### Provided passage
****

I am not, of course, criticising the officer concerned. Obviously, his job as Director of Labour—and he has to live with these workers—is made enormously more difficult. But I do censure his political masters who forced him, as a civil servant, to attempt to dictate to a statutory body—the Industrial Court—about what was or was not arbitrable by that Court. The Court is 42 years old, and I ask the Government to tell me when before it has been subject to similar interference. I do not need to remind the House that, just as the independence of judicial courts from executive interference lies at the heart of our British conception of democracy, so does the independence of the Industrial Court from Government interference—in this case, the Government are the employers, which makes it worse—lie at the heart of our evolving system of industrial democracy.

Throughout history the first action of a dictator has always been to interfere with the courts on the specious plea that public policy, good or bad, is above the law. This has been the pattern of autocracy since the early Stuarts down to Dr. Verwoerd. The Industrial Court rightly rejected this interference and made its award not only on the amount but on the date.

The House will, I think, be concerned to know that the union side, pressing for their rights under the arbitration agreement, has been told by the Government that if this goes on the Government will introduce legislation to amend the Industrial Courts Act, 1919. I think that this is a highly improper threat for the Government to make. These are the consequences of ill considered action by a bunch of reckless and wilful men.

****

### Extracted information
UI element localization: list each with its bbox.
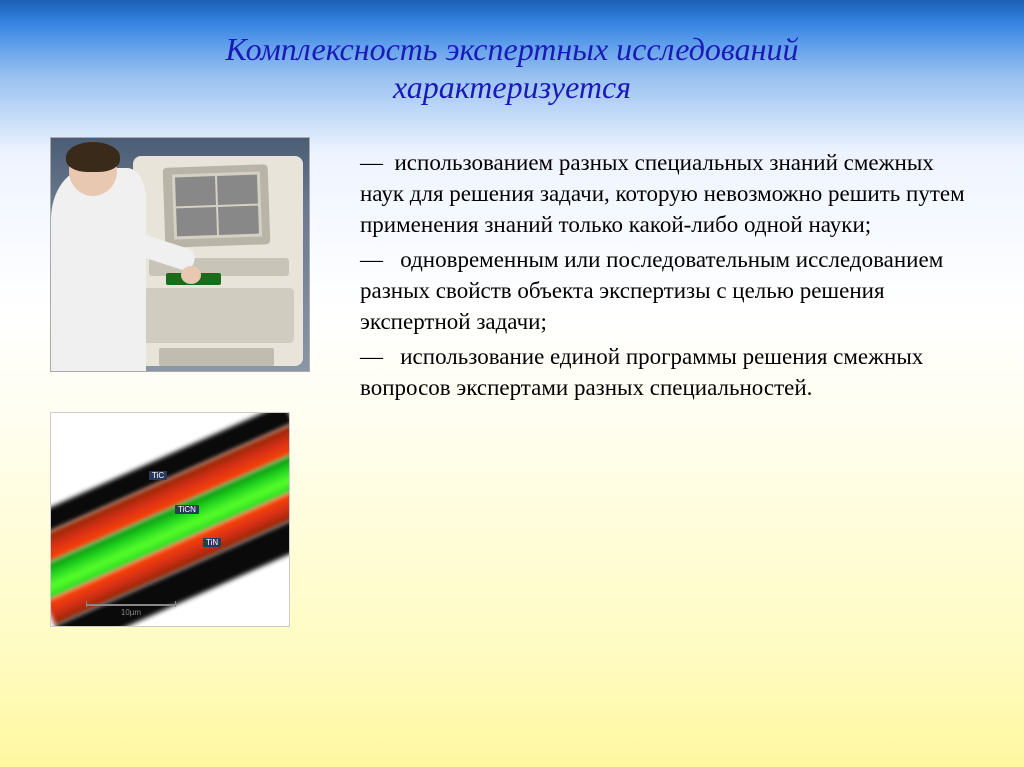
illustration-lab-equipment [50,137,310,372]
illustration-microscopy: TiC TiCN TiN 10µm [50,412,290,627]
bullet-2: ― одновременным или последовательным исс… [360,244,974,337]
lab-machine-screen [172,171,262,239]
microscopy-label-3: TiN [203,538,221,547]
microscopy-label-2: TiCN [175,505,199,514]
illustrations-column: TiC TiCN TiN 10µm [50,137,330,627]
scalebar-text: 10µm [86,608,176,617]
scientist-body [51,168,146,372]
bullet-1-text: использованием разных специальных знаний… [360,150,965,237]
lab-machine-keyboard [159,348,274,366]
dash-icon: ― [360,247,383,272]
title-line-2: характеризуется [393,69,631,105]
bullet-1: ― использованием разных специальных знан… [360,147,974,240]
bullet-3-text: использование единой программы решения с… [360,344,923,400]
dash-icon: ― [360,344,383,369]
lab-machine-panel [144,288,294,343]
slide-content: TiC TiCN TiN 10µm ― использованием разны… [0,127,1024,657]
bullet-3: ― использование единой программы решения… [360,341,974,403]
slide-title: Комплексность экспертных исследований ха… [0,0,1024,127]
microscopy-band [50,412,290,627]
dash-icon: ― [360,150,383,175]
scientist-hand [181,266,201,284]
body-text: ― использованием разных специальных знан… [360,137,974,627]
bullet-2-text: одновременным или последовательным иссле… [360,247,943,334]
microscopy-label-1: TiC [149,471,167,480]
microscopy-scalebar: 10µm [86,602,176,616]
scientist-hair [66,142,120,172]
title-line-1: Комплексность экспертных исследований [226,31,799,67]
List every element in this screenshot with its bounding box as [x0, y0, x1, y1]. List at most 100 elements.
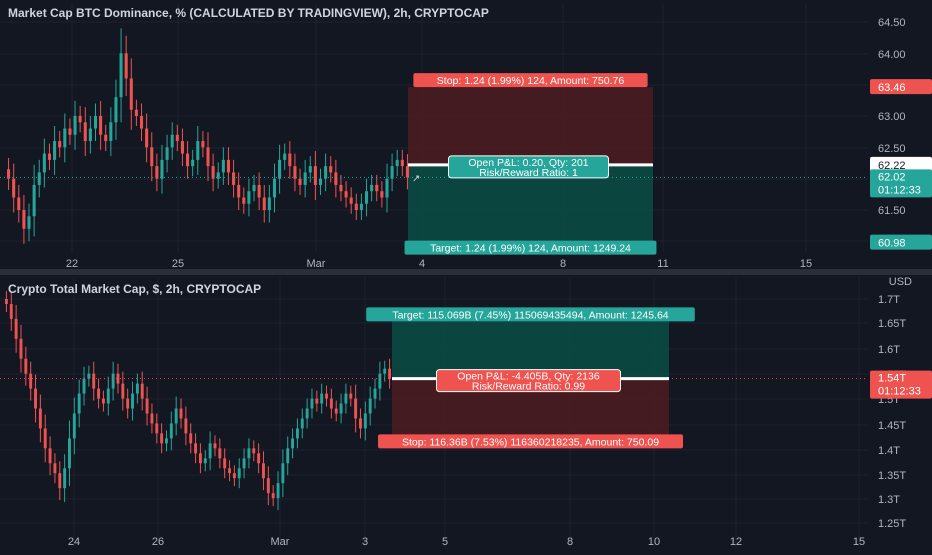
candle-body: [175, 134, 179, 142]
x-tick-label[interactable]: 3: [362, 536, 368, 548]
top-pane-candles: [7, 28, 409, 244]
y-tick-label[interactable]: 63.00: [878, 111, 906, 123]
candle-body: [88, 128, 92, 142]
candle-body: [165, 147, 169, 160]
candle-body: [19, 338, 23, 359]
y-tick-label[interactable]: 1.65T: [878, 318, 906, 330]
stop-loss-zone[interactable]: [408, 87, 653, 165]
candle-body: [99, 116, 103, 135]
candle-body: [179, 408, 183, 419]
y-tick-label[interactable]: 1.3T: [878, 494, 900, 506]
candle-body: [252, 448, 256, 454]
candle-body: [180, 141, 184, 154]
y-tick-label[interactable]: 1.25T: [878, 518, 906, 530]
x-tick-label[interactable]: 12: [730, 536, 742, 548]
y-tick-label[interactable]: 62.50: [878, 143, 906, 155]
x-tick-label[interactable]: 26: [152, 536, 164, 548]
bottom-pane-time-axis[interactable]: 24 26 Mar 3 5 8 10 12 15: [68, 536, 865, 548]
candle-body: [63, 128, 67, 148]
stop-label-box[interactable]: [378, 434, 683, 449]
candle-body: [7, 169, 11, 179]
target-label-box[interactable]: [404, 240, 657, 255]
candle-body: [58, 473, 62, 489]
candle-body: [203, 458, 207, 464]
take-profit-zone[interactable]: [392, 321, 669, 379]
y-tick-label[interactable]: 1.45T: [878, 420, 906, 432]
x-tick-label[interactable]: 8: [567, 536, 573, 548]
x-tick-label[interactable]: Mar: [271, 536, 290, 548]
candle-body: [373, 388, 377, 399]
y-tick-label[interactable]: 1.6T: [878, 344, 900, 356]
y-tick-label[interactable]: 1.4T: [878, 445, 900, 457]
candle-body: [9, 303, 13, 319]
y-tick-label[interactable]: 1.35T: [878, 470, 906, 482]
candle-body: [92, 373, 96, 389]
bottom-pane-position-overlay[interactable]: Stop: 116.36B (7.53%) 116360218235, Amou…: [0, 307, 868, 449]
bar-countdown-label: 01:12:33: [878, 386, 921, 398]
candle-body: [78, 116, 82, 123]
x-tick-label[interactable]: 24: [68, 536, 80, 548]
candle-body: [169, 423, 173, 439]
candle-body: [313, 166, 317, 185]
candle-body: [43, 428, 47, 449]
stop-label[interactable]: Stop: 116.36B (7.53%) 116360218235, Amou…: [402, 436, 659, 448]
target-label[interactable]: Target: 1.24 (1.99%) 124, Amount: 1249.2…: [430, 243, 631, 255]
x-tick-label[interactable]: 8: [560, 258, 566, 270]
pnl-label[interactable]: Open P&L: -4.405B, Qty: 2136: [457, 371, 600, 383]
x-tick-label[interactable]: 11: [657, 258, 668, 270]
candle-body: [101, 398, 105, 404]
x-tick-label[interactable]: 22: [66, 258, 78, 270]
top-pane-price-axis[interactable]: 64.50 64.00 63.00 62.50 61.50 63.46 62.2262.02…: [870, 17, 932, 250]
x-tick-label[interactable]: 5: [442, 536, 448, 548]
candle-body: [300, 418, 304, 429]
bar-countdown-label: 01:12:33: [878, 184, 921, 196]
bottom-pane-price-axis[interactable]: 1.7T1.65T1.6T1.55T1.5T1.45T1.4T1.35T1.3T…: [870, 294, 932, 530]
target-label[interactable]: Target: 115.069B (7.45%) 115069435494, A…: [392, 309, 668, 321]
pnl-box[interactable]: [448, 155, 609, 179]
pnl-label[interactable]: Open P&L: 0.20, Qty: 201: [468, 157, 588, 169]
bottom-pane-candles: [4, 291, 392, 511]
y-tick-label[interactable]: 64.50: [878, 17, 906, 29]
y-tick-label[interactable]: 64.00: [878, 49, 906, 61]
candle-body: [354, 203, 358, 210]
entry-price-badge-badge: [870, 156, 932, 172]
last-price-label: 62.02: [878, 171, 906, 183]
x-tick-label[interactable]: 25: [172, 258, 184, 270]
y-tick-label[interactable]: 61.50: [878, 205, 906, 217]
risk-reward-label[interactable]: Risk/Reward Ratio: 1: [479, 167, 578, 179]
x-tick-label[interactable]: 4: [419, 258, 425, 270]
x-tick-label[interactable]: 15: [853, 536, 865, 548]
candle-body: [150, 413, 154, 424]
target-label-box[interactable]: [366, 307, 695, 322]
top-pane-title: Market Cap BTC Dominance, % (CALCULATED …: [8, 6, 489, 20]
candle-body: [155, 166, 159, 179]
x-tick-label[interactable]: 10: [648, 536, 660, 548]
candle-body: [58, 141, 62, 148]
top-pane-position-overlay[interactable]: Stop: 1.24 (1.99%) 124, Amount: 750.76 Ta…: [0, 73, 868, 255]
y-tick-label[interactable]: 1.7T: [878, 294, 900, 306]
crosshair-icon: ↗: [412, 173, 420, 184]
x-tick-label[interactable]: Mar: [307, 258, 326, 270]
candle-body: [380, 191, 384, 198]
stop-label[interactable]: Stop: 1.24 (1.99%) 124, Amount: 750.76: [437, 75, 625, 87]
candle-body: [257, 453, 261, 464]
top-pane-time-axis[interactable]: 22 25 Mar 4 8 11 15: [66, 258, 812, 270]
candle-body: [160, 159, 164, 179]
candle-body: [349, 197, 353, 204]
candle-body: [226, 159, 230, 173]
last-price-label: 1.54T: [878, 373, 906, 385]
pane-separator[interactable]: [0, 269, 932, 275]
candle-body: [186, 153, 190, 167]
risk-reward-label[interactable]: Risk/Reward Ratio: 0.99: [472, 381, 585, 393]
candle-body: [318, 178, 323, 185]
candle-body: [339, 184, 343, 192]
x-tick-label[interactable]: 15: [800, 258, 812, 270]
pnl-box[interactable]: [436, 369, 621, 393]
stop-label-box[interactable]: [413, 73, 648, 88]
candle-body: [286, 448, 290, 464]
last-price-badge: [870, 169, 932, 198]
candle-body: [73, 116, 77, 135]
candle-body: [53, 463, 57, 474]
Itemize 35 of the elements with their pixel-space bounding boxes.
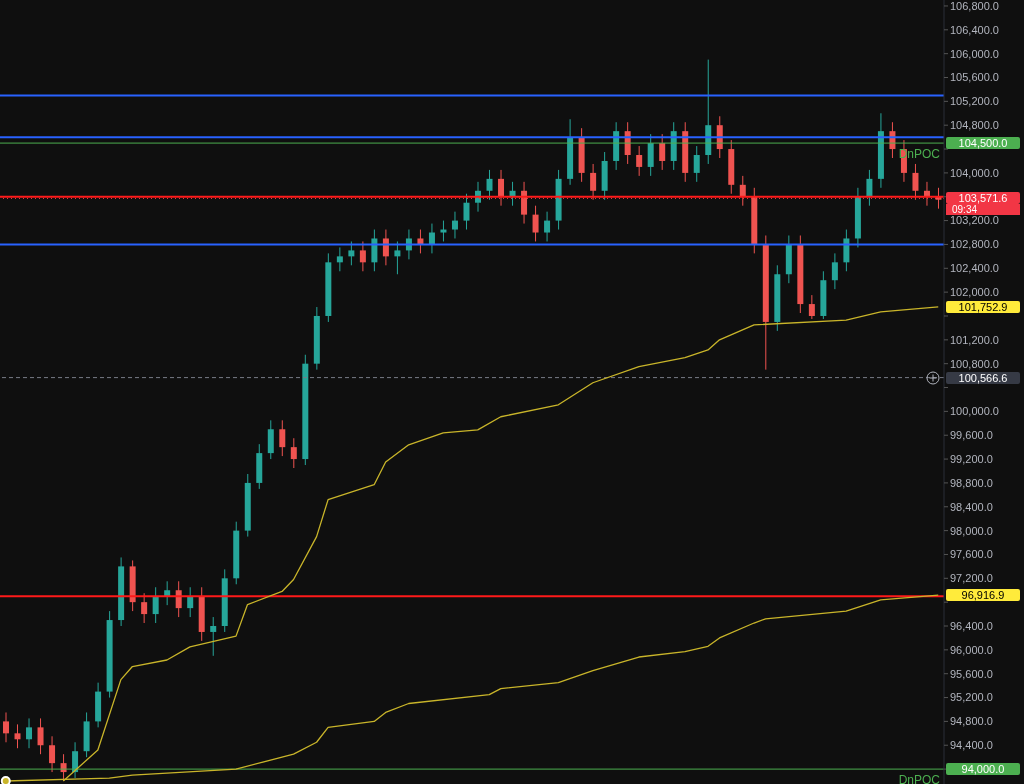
y-tick-label: 96,000.0 [950, 643, 993, 656]
text: 94,000.0 [946, 763, 1020, 776]
y-tick-label: 102,800.0 [950, 238, 999, 251]
y-tick-label: 99,600.0 [950, 429, 993, 442]
text: 104,500.0 [946, 137, 1020, 150]
text: 101,752.9 [946, 300, 1020, 313]
y-tick-label: 102,000.0 [950, 286, 999, 299]
y-tick-label: 95,600.0 [950, 667, 993, 680]
y-tick-label: 94,800.0 [950, 715, 993, 728]
y-tick-label: 100,800.0 [950, 357, 999, 370]
y-tick-label: 105,600.0 [950, 71, 999, 84]
y-tick-label: 105,200.0 [950, 95, 999, 108]
y-tick-label: 101,200.0 [950, 333, 999, 346]
y-tick-label: 98,400.0 [950, 500, 993, 513]
text: 09:34 [946, 204, 1020, 216]
text: 103,571.6 [946, 192, 1020, 205]
y-tick-label: 104,000.0 [950, 166, 999, 179]
y-tick-label: 106,800.0 [950, 0, 999, 12]
y-tick-label: 97,600.0 [950, 548, 993, 561]
y-tick-label: 94,400.0 [950, 739, 993, 752]
y-tick-label: 103,200.0 [950, 214, 999, 227]
y-tick-label: 98,800.0 [950, 476, 993, 489]
y-tick-label: 95,200.0 [950, 691, 993, 704]
y-tick-label: 97,200.0 [950, 572, 993, 585]
y-tick-label: 106,000.0 [950, 47, 999, 60]
y-tick-label: 99,200.0 [950, 452, 993, 465]
y-tick-label: 96,400.0 [950, 619, 993, 632]
text: 96,916.9 [946, 589, 1020, 602]
y-tick-label: 106,400.0 [950, 23, 999, 36]
y-tick-label: 104,800.0 [950, 119, 999, 132]
ref-line-label: DnPOC [897, 773, 940, 784]
y-tick-label: 102,400.0 [950, 262, 999, 275]
text: 100,566.6 [946, 371, 1020, 384]
y-tick-label: 98,000.0 [950, 524, 993, 537]
y-tick-label: 100,000.0 [950, 405, 999, 418]
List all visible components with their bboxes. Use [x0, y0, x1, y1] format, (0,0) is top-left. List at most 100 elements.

****

### Requirements
[1] Copy the rows word for word, from the line containing "candle-body: [175, 134, 179, 142]" down to the line containing "y-tick-label[interactable]: 1.3T: [878, 494, 900, 506]", including both of those lines.
[2] Write the next part of the speech about Government interference with the Industrial Court, picking up after its final sentence.
The speech and the rows have no connection to each other.

### Results of the exercise
[1]
candle-body: [175, 134, 179, 142]
x-tick-label[interactable]: 3: [362, 536, 368, 548]
top-pane-candles: [7, 28, 409, 244]
y-tick-label[interactable]: 63.00: [878, 111, 906, 123]
candle-body: [88, 128, 92, 142]
candle-body: [165, 147, 169, 160]
candle-body: [19, 338, 23, 359]
y-tick-label[interactable]: 1.65T: [878, 318, 906, 330]
stop-loss-zone[interactable]: [408, 87, 653, 165]
candle-body: [99, 116, 103, 135]
candle-body: [179, 408, 183, 419]
y-tick-label[interactable]: 1.3T: [878, 494, 900, 506]

[2]
In the last three days we have had the same thing in the matter of the claim presented to the Civil Service Arbitration Tribunal by the Post Office Engineering Union. In this case, governed by accepted policy about comparability—and there is always a time lag in the application of comparability—the Government, before the Chancellor's freeze had offered 5 per cent. The tribunal were threatened by the Government representatives and told what they had to do. Nevertheless, they awarded 7½ per cent. Within minutes the Postmaster-General was put up to say that the 5 per cent. would be paid, but that the other 2½ per cent. awarded by the tribunal would be withheld until some uncertain date in the future and without retrospection.

I now turn to the, if anything, more flagrant case of the Miscellaneous Government Industrial Employees, the so-called "M" class, whose wage rates are determined by a binding agreement signed at the Treasury on 24th September, 1959. I hope that the Chancellor has a copy of the agreement before him because I have one here and propose to read from it. The "M" class employees are probably the lowest paid group of Government industrial employees. The present basic rate in the provinces is £8 19s. a week, and, in the main, as the people concerned are on time rate, there being no provision for piece-rate earning, bonus or overtime, this figure, less deductions, is their pay.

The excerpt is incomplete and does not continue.